• [Short task]
Where a line of the listing below includes the word "Base", reproduce that line.

• [Records provided]
....
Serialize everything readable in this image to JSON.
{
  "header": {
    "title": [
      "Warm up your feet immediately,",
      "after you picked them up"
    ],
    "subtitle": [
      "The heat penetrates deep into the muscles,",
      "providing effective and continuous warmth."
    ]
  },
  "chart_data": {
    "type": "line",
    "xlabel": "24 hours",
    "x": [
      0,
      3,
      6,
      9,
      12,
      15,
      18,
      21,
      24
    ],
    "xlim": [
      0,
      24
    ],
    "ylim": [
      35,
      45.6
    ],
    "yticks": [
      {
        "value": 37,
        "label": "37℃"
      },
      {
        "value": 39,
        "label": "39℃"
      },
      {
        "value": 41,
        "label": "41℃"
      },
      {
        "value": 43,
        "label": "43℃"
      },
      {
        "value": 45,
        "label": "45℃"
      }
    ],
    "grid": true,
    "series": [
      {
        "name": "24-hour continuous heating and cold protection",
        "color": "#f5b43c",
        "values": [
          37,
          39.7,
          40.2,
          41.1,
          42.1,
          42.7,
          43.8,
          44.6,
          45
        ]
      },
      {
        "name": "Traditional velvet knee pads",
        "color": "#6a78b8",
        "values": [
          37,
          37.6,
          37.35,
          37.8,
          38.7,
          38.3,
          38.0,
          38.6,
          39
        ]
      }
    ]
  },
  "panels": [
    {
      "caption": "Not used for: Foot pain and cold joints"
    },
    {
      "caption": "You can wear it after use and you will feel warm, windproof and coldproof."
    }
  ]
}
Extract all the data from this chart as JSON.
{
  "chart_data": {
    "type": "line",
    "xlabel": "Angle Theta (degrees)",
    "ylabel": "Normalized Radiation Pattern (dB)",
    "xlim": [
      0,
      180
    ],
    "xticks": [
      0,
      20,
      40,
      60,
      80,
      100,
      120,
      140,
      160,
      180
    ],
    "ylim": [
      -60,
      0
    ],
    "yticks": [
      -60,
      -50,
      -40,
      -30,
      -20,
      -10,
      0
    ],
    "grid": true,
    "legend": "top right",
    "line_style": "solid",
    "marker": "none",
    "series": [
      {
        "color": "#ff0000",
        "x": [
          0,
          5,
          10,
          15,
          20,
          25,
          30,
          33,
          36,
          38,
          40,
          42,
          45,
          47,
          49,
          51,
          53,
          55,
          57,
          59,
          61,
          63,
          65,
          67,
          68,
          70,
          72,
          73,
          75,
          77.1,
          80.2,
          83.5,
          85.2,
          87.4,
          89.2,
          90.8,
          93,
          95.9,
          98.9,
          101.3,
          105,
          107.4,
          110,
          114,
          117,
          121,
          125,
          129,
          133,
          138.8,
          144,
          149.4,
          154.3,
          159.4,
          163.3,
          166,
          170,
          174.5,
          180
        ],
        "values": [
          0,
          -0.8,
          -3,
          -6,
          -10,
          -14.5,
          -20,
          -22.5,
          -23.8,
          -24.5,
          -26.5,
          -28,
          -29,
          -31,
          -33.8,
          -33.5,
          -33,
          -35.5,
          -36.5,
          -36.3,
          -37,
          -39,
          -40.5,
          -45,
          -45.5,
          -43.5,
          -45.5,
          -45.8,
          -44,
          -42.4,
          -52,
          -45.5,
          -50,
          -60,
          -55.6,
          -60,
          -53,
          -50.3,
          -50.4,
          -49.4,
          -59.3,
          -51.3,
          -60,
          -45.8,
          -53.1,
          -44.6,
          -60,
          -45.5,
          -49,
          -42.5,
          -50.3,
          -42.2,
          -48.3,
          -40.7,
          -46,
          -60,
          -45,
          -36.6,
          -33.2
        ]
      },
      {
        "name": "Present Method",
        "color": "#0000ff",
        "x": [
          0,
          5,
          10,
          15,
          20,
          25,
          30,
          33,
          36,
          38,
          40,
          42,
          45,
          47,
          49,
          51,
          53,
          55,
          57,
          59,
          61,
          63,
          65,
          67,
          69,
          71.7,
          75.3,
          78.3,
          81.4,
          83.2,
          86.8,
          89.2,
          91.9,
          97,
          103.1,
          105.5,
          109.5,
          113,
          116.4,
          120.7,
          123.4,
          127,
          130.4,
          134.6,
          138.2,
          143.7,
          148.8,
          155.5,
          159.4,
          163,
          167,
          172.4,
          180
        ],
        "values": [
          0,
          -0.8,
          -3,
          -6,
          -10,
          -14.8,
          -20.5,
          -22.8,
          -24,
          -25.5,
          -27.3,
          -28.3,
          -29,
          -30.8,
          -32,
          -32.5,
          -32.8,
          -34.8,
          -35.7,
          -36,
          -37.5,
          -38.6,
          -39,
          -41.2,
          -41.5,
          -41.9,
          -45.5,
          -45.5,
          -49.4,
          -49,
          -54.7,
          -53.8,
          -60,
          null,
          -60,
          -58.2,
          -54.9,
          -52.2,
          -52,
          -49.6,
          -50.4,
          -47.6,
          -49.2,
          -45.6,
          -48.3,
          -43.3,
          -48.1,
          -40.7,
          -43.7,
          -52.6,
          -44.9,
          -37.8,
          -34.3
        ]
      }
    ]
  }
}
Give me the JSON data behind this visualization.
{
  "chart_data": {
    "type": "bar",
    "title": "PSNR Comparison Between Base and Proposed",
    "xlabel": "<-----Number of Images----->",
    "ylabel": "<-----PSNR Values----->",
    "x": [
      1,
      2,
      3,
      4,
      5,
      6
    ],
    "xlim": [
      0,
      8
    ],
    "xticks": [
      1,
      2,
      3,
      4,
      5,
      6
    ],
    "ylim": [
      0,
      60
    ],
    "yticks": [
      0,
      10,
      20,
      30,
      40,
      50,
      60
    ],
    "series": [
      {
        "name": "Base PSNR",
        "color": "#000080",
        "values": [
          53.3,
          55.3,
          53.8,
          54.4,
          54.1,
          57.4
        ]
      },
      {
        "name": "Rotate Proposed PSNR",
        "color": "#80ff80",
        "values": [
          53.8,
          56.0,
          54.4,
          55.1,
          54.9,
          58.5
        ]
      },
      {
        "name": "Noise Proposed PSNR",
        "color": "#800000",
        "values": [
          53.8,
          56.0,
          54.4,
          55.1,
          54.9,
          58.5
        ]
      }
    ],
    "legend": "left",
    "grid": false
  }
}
....
• [In response]
    "title": "PSNR Comparison Between Base and Proposed",
        "name": "Base PSNR",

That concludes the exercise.